Given request:
Filter the records below for the word "title". Copy each line that holds it.

Extracted data:
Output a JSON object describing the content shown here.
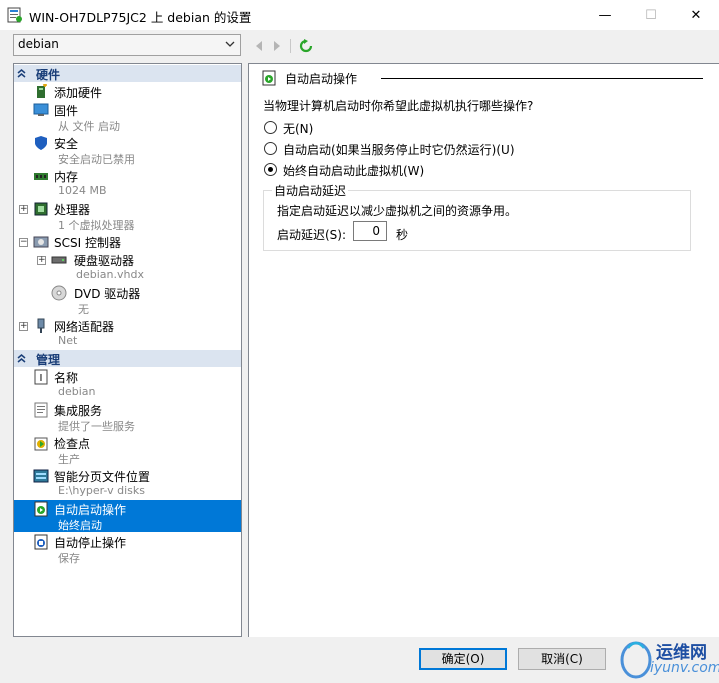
{
  "window": {
    "title": "WIN-OH7DLP75JC2 上 debian 的设置",
    "minimize": "—",
    "maximize": "☐",
    "close": "✕"
  },
  "vm_selector": {
    "value": "debian"
  },
  "nav": {
    "back_icon": "arrow-left-icon",
    "forward_icon": "arrow-right-icon",
    "refresh_icon": "refresh-icon"
  },
  "sections": {
    "hardware": "硬件",
    "management": "管理"
  },
  "hardware_items": {
    "add_hardware": {
      "name": "添加硬件"
    },
    "firmware": {
      "name": "固件",
      "sub": "从 文件 启动"
    },
    "security": {
      "name": "安全",
      "sub": "安全启动已禁用"
    },
    "memory": {
      "name": "内存",
      "sub": "1024 MB"
    },
    "processor": {
      "name": "处理器",
      "sub": "1 个虚拟处理器"
    },
    "scsi": {
      "name": "SCSI 控制器"
    },
    "hdd": {
      "name": "硬盘驱动器",
      "sub": "debian.vhdx"
    },
    "dvd": {
      "name": "DVD 驱动器",
      "sub": "无"
    },
    "network": {
      "name": "网络适配器",
      "sub": "Net"
    }
  },
  "management_items": {
    "name": {
      "name": "名称",
      "sub": "debian"
    },
    "integration": {
      "name": "集成服务",
      "sub": "提供了一些服务"
    },
    "checkpoints": {
      "name": "检查点",
      "sub": "生产"
    },
    "paging": {
      "name": "智能分页文件位置",
      "sub": "E:\\hyper-v disks"
    },
    "auto_start": {
      "name": "自动启动操作",
      "sub": "始终启动"
    },
    "auto_stop": {
      "name": "自动停止操作",
      "sub": "保存"
    }
  },
  "detail": {
    "heading": "自动启动操作",
    "question": "当物理计算机启动时你希望此虚拟机执行哪些操作?",
    "options": [
      {
        "label": "无(N)",
        "selected": false
      },
      {
        "label": "自动启动(如果当服务停止时它仍然运行)(U)",
        "selected": false
      },
      {
        "label": "始终自动启动此虚拟机(W)",
        "selected": true
      }
    ],
    "delay_group": {
      "title": "自动启动延迟",
      "description": "指定启动延迟以减少虚拟机之间的资源争用。",
      "label": "启动延迟(S):",
      "value": "0",
      "unit": "秒"
    }
  },
  "buttons": {
    "ok": "确定(O)",
    "cancel": "取消(C)"
  },
  "watermark": {
    "line1": "运维网",
    "line2": "iyunv.com"
  },
  "colors": {
    "selection": "#0078d7",
    "section_header": "#dbe4f0",
    "accent_green": "#2aa62a"
  }
}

Exercise answer:
    "title": "WIN-OH7DLP75JC2 上 debian 的设置",
      "title": "自动启动延迟",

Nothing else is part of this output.